## Begin INPUT MATERIAL

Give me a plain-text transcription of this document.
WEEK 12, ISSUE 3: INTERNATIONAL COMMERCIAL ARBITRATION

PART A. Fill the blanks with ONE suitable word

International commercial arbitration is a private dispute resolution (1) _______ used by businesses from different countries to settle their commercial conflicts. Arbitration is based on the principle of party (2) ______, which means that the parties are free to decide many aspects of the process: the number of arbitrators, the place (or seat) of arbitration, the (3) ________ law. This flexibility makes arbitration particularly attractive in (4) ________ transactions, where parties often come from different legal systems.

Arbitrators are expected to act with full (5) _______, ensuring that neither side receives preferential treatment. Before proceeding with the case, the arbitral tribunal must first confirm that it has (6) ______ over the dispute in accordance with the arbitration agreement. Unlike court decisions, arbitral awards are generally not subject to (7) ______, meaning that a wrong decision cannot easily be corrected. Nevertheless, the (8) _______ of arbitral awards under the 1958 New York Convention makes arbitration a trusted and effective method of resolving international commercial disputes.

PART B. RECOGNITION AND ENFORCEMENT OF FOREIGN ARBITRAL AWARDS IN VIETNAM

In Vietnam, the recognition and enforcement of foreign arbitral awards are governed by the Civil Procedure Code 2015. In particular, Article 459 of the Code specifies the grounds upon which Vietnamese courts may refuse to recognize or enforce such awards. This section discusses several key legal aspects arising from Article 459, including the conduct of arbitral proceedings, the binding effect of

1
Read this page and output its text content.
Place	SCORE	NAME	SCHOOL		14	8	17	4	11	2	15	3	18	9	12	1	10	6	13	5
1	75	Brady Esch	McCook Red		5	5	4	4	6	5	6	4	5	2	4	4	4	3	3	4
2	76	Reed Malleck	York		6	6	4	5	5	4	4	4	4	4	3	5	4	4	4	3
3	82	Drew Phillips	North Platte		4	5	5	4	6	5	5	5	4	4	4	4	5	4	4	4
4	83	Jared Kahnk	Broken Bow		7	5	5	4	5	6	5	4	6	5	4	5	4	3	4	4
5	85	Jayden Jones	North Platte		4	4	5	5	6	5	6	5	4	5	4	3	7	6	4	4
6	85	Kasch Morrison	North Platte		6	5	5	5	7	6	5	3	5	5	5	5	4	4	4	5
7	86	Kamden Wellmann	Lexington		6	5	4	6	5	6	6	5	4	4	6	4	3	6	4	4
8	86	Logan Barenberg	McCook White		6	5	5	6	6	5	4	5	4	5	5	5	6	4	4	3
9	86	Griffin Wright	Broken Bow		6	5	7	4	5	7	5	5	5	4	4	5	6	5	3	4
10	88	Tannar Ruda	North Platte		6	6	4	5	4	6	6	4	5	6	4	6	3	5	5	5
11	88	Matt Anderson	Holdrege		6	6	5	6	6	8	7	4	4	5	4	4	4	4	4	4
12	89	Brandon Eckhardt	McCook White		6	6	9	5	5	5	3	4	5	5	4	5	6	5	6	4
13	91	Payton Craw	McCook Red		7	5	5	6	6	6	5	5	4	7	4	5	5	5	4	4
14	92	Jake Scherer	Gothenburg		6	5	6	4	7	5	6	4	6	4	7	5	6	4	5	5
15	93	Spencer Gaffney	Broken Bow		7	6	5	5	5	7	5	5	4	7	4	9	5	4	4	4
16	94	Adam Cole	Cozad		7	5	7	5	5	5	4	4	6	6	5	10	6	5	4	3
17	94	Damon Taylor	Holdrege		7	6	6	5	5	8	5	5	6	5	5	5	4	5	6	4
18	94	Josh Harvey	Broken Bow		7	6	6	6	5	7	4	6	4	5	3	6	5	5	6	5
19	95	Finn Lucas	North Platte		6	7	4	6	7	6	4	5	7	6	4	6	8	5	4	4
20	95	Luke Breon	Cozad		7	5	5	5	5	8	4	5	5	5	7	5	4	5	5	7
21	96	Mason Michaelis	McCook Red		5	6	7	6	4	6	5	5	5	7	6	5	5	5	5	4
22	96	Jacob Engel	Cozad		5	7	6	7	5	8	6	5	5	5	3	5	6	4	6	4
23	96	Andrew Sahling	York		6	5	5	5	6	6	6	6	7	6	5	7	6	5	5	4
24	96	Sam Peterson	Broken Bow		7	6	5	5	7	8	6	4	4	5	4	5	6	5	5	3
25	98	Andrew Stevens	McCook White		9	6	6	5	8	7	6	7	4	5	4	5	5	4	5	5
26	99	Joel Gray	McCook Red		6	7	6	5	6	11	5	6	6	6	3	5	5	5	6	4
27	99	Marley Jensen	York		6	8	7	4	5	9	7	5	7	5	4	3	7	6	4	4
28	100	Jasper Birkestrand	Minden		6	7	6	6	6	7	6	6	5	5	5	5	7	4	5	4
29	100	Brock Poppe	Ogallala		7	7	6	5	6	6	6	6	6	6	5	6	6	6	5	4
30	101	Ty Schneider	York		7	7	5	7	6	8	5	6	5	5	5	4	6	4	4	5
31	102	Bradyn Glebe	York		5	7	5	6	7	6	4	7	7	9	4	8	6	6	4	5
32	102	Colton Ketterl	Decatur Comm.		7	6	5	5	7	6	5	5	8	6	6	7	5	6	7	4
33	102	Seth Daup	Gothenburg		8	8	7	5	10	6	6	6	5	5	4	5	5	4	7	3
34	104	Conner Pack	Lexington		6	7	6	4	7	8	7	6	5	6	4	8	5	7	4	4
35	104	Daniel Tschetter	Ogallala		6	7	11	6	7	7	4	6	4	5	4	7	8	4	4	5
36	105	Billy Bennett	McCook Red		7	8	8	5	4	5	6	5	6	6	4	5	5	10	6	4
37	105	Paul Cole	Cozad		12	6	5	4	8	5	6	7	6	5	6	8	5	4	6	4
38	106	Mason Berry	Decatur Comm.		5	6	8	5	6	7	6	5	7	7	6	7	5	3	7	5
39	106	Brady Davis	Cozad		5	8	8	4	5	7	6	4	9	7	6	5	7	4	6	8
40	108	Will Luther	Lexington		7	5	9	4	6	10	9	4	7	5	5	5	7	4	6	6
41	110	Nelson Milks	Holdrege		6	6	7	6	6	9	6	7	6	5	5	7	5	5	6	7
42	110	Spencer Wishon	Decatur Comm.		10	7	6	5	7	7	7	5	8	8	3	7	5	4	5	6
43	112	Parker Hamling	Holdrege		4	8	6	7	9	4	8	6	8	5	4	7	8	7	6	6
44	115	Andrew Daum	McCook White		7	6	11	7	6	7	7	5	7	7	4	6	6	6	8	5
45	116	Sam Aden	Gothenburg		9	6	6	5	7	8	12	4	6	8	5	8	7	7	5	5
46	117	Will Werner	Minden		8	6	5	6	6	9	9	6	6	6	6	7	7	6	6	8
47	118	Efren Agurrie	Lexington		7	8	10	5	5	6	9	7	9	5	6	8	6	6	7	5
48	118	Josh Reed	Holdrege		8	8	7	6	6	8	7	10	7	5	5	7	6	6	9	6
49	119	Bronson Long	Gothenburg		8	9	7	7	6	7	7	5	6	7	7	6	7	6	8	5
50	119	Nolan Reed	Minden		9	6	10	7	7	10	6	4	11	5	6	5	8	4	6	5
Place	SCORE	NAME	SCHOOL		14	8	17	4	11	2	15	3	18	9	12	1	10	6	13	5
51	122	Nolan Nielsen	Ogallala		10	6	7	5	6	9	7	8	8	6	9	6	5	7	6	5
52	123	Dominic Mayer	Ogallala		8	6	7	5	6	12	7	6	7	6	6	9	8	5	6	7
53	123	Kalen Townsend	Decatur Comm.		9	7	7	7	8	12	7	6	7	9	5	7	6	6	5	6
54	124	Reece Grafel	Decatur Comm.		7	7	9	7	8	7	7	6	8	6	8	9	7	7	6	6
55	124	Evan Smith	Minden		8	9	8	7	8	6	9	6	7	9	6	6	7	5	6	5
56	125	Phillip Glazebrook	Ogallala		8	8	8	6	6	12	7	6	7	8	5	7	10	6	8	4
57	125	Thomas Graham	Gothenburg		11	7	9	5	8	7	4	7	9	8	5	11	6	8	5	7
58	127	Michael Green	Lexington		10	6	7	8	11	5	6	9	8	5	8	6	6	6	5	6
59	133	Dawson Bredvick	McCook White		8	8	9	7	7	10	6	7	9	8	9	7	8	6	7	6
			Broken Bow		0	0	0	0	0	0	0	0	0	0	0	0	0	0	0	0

## End INPUT MATERIAL

PROBLEM DESCRIPTION — In the entries above, identify every line with the word "aspects". Copy those lines.

THE RESULT —
International commercial arbitration is a private dispute resolution (1) _______ used by businesses from different countries to settle their commercial conflicts. Arbitration is based on the principle of party (2) ______, which means that the parties are free to decide many aspects of the process: the number of arbitrators, the place (or seat) of arbitration, the (3) ________ law. This flexibility makes arbitration particularly attractive in (4) ________ transactions, where parties often come from different legal systems.
In Vietnam, the recognition and enforcement of foreign arbitral awards are governed by the Civil Procedure Code 2015. In particular, Article 459 of the Code specifies the grounds upon which Vietnamese courts may refuse to recognize or enforce such awards. This section discusses several key legal aspects arising from Article 459, including the conduct of arbitral proceedings, the binding effect of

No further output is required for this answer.